• ENTRIES PROVIDED:
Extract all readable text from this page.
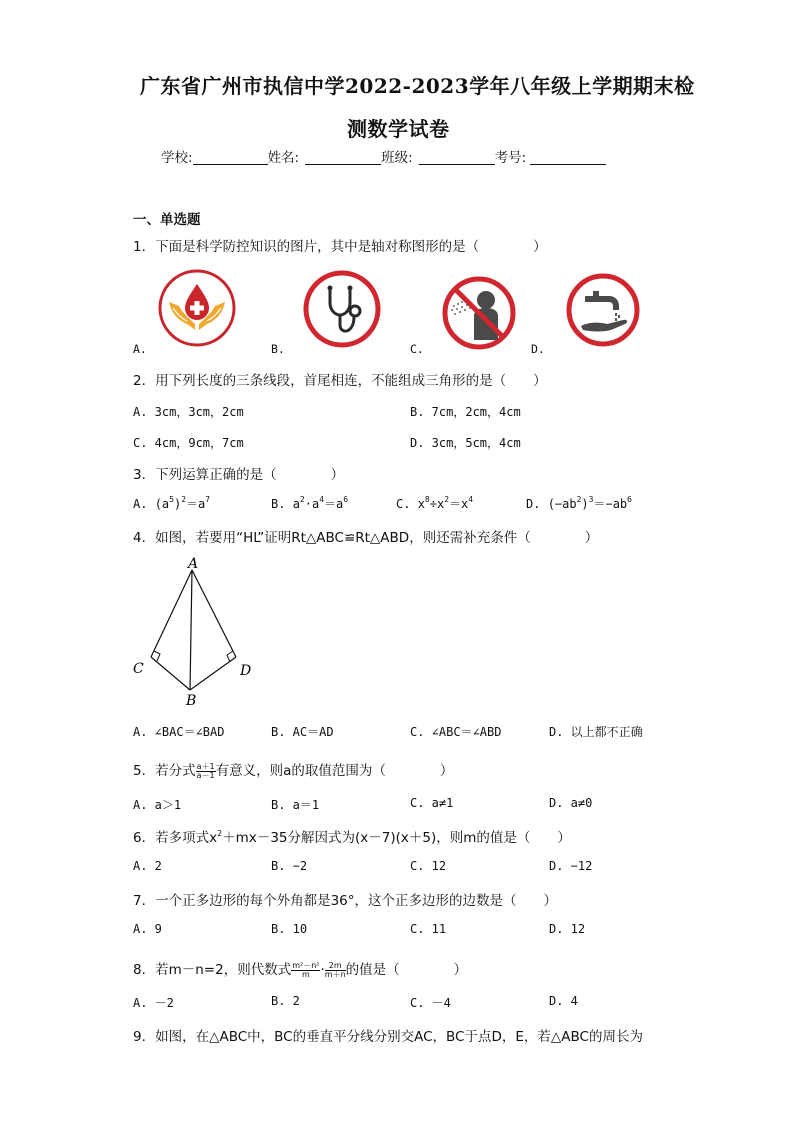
广东省广州市执信中学2022-2023学年八年级上学期期末检
测数学试卷
学校:	姓名:	班级:	考号:
一、单选题
1．下面是科学防控知识的图片，其中是轴对称图形的是（　　　　）
A.	B.	C.	D.
2．用下列长度的三条线段，首尾相连，不能组成三角形的是（　　）
A. 3cm，3cm，2cm	B. 7cm，2cm，4cm
C. 4cm，9cm，7cm	D. 3cm，5cm，4cm
3．下列运算正确的是（　　　　）
A. $(a^5)^2=a^7$	B. $a^2\cdot a^4=a^6$	C. $x^8\div x^2=x^4$	D. $(-ab^2)^3=-ab^6$
4．如图，若要用“HL”证明Rt△ABC≌Rt△ABD，则还需补充条件（　　　　）
A
B
C	D
A. ∠BAC＝∠BAD	B. AC＝AD	C. ∠ABC＝∠ABD	D. 以上都不正确
5．若分式 $\frac{a+1}{a-1}$ 有意义，则a的取值范围为（　　　　）
A. a＞1	B. a＝1	C. a≠1	D. a≠0
6．若多项式$x^2+mx-35$分解因式为(x－7)(x＋5)，则m的值是（　　）
A. 2	B. −2	C. 12	D. −12
7．一个正多边形的每个外角都是36°，这个正多边形的边数是（　　）
A. 9	B. 10	C. 11	D. 12
8．若m－n=2，则代数式 $\frac{\text{m²－n²}}{m} \cdot \frac{2m}{m+n}$ 的值是（　　　　）
A. －2	B. 2	C. －4	D. 4
9．如图，在△ABC中，BC的垂直平分线分别交AC，BC于点D，E，若△ABC的周长为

• TASK STATEMENT:
Search the data above for the string "cdot" and return every line that has it.

• WRITTEN RESPONSE:
A. $(a^5)^2=a^7$	B. $a^2\cdot a^4=a^6$	C. $x^8\div x^2=x^4$	D. $(-ab^2)^3=-ab^6$
8．若m－n=2，则代数式 $\frac{\text{m²－n²}}{m} \cdot \frac{2m}{m+n}$ 的值是（　　　　）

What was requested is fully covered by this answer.